►
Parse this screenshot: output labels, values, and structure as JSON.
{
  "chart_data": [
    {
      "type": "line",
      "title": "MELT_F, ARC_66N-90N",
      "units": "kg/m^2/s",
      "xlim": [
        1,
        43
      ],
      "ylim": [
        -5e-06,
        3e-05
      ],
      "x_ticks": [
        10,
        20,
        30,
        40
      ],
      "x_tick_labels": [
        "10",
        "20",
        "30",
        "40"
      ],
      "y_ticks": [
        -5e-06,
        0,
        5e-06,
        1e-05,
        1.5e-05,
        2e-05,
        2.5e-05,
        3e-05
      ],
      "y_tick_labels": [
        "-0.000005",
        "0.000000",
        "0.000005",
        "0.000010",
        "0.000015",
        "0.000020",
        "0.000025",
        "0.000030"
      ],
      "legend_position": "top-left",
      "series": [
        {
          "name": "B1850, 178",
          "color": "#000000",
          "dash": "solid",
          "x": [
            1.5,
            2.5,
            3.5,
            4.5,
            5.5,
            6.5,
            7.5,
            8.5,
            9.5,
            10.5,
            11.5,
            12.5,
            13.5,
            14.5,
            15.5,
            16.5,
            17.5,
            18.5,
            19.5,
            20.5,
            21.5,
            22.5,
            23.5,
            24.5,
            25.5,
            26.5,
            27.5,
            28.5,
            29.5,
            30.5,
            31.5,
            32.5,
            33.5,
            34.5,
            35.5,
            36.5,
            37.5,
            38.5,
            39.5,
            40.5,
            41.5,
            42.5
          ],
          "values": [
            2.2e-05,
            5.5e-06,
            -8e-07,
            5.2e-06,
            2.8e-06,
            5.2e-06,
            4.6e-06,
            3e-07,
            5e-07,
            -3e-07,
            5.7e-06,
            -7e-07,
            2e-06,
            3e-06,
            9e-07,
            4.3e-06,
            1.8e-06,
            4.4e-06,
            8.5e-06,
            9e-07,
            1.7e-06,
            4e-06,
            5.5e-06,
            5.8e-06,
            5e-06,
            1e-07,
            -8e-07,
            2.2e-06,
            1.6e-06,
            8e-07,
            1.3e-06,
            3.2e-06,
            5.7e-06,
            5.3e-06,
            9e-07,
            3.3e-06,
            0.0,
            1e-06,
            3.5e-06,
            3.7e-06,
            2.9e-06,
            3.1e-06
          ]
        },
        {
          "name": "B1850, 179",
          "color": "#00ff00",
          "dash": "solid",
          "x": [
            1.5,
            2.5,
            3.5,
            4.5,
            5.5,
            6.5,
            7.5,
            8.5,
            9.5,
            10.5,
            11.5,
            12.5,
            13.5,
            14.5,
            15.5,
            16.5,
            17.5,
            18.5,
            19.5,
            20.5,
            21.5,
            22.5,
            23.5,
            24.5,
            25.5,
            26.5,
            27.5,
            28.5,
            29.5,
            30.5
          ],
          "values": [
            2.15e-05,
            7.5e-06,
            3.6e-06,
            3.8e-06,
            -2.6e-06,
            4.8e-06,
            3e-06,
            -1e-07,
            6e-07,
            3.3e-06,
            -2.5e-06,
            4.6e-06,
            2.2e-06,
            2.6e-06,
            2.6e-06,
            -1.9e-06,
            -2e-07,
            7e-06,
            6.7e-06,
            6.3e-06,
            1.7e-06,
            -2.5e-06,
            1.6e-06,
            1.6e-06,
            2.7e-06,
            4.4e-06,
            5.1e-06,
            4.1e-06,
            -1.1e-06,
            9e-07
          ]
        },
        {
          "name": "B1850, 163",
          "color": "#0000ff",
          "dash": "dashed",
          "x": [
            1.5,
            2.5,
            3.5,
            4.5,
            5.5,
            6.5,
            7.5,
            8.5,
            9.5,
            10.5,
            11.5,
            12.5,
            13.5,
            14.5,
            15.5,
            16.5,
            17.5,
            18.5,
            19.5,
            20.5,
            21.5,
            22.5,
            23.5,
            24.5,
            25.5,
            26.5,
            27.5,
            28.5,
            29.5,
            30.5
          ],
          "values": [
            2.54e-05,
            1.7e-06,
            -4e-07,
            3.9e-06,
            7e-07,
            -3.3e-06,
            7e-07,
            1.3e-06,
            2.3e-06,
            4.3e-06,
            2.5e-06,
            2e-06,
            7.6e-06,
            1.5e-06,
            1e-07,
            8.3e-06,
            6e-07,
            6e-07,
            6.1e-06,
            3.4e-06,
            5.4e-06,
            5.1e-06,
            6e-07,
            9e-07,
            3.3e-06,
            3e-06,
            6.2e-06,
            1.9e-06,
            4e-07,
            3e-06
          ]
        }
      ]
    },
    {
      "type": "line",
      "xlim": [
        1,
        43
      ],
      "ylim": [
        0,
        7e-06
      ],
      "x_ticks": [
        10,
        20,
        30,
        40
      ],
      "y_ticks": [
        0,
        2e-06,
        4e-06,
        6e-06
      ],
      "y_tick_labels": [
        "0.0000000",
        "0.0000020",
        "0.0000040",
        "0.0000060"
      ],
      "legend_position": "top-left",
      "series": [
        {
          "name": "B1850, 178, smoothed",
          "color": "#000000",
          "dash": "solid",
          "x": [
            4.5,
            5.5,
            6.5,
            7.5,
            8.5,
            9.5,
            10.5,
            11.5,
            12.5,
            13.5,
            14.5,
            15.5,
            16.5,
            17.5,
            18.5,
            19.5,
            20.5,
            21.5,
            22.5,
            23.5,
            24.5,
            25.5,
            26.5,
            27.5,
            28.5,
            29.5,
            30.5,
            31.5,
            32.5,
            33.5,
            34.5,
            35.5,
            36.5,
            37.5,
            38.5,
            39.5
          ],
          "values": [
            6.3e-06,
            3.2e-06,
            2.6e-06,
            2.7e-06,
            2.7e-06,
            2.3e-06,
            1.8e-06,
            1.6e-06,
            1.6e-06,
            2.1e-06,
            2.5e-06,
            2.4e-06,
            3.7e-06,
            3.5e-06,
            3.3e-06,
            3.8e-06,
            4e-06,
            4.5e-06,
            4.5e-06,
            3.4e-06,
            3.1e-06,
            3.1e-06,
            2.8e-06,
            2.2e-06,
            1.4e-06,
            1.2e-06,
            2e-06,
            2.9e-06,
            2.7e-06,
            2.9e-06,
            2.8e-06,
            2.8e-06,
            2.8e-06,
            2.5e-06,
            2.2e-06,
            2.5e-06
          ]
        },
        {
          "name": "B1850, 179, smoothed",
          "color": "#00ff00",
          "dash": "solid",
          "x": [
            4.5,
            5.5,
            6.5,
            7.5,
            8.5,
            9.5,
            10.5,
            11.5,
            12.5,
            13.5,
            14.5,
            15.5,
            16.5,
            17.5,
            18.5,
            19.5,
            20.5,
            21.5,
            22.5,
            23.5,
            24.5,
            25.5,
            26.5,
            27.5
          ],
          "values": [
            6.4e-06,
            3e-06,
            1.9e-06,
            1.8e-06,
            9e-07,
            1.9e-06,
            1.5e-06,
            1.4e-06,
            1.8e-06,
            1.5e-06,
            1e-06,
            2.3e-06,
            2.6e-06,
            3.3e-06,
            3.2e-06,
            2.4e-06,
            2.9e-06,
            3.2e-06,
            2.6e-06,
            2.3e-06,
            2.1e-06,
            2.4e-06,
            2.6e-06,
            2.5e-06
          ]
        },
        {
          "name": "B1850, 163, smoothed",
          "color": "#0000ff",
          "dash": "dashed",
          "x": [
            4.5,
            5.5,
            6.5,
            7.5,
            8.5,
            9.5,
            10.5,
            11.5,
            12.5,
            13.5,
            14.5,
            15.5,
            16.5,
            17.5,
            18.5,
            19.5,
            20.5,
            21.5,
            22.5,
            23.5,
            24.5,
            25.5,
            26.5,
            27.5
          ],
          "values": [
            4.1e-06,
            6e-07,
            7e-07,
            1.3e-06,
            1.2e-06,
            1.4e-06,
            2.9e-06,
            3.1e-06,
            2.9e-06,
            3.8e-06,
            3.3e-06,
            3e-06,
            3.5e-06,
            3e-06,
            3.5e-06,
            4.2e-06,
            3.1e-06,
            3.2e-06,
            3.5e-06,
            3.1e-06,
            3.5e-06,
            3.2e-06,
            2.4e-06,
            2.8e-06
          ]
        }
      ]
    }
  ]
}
◄
◆ Your objective: State how many lines above include the word "smoothed", and nothing more.

◆ Solved problem: 3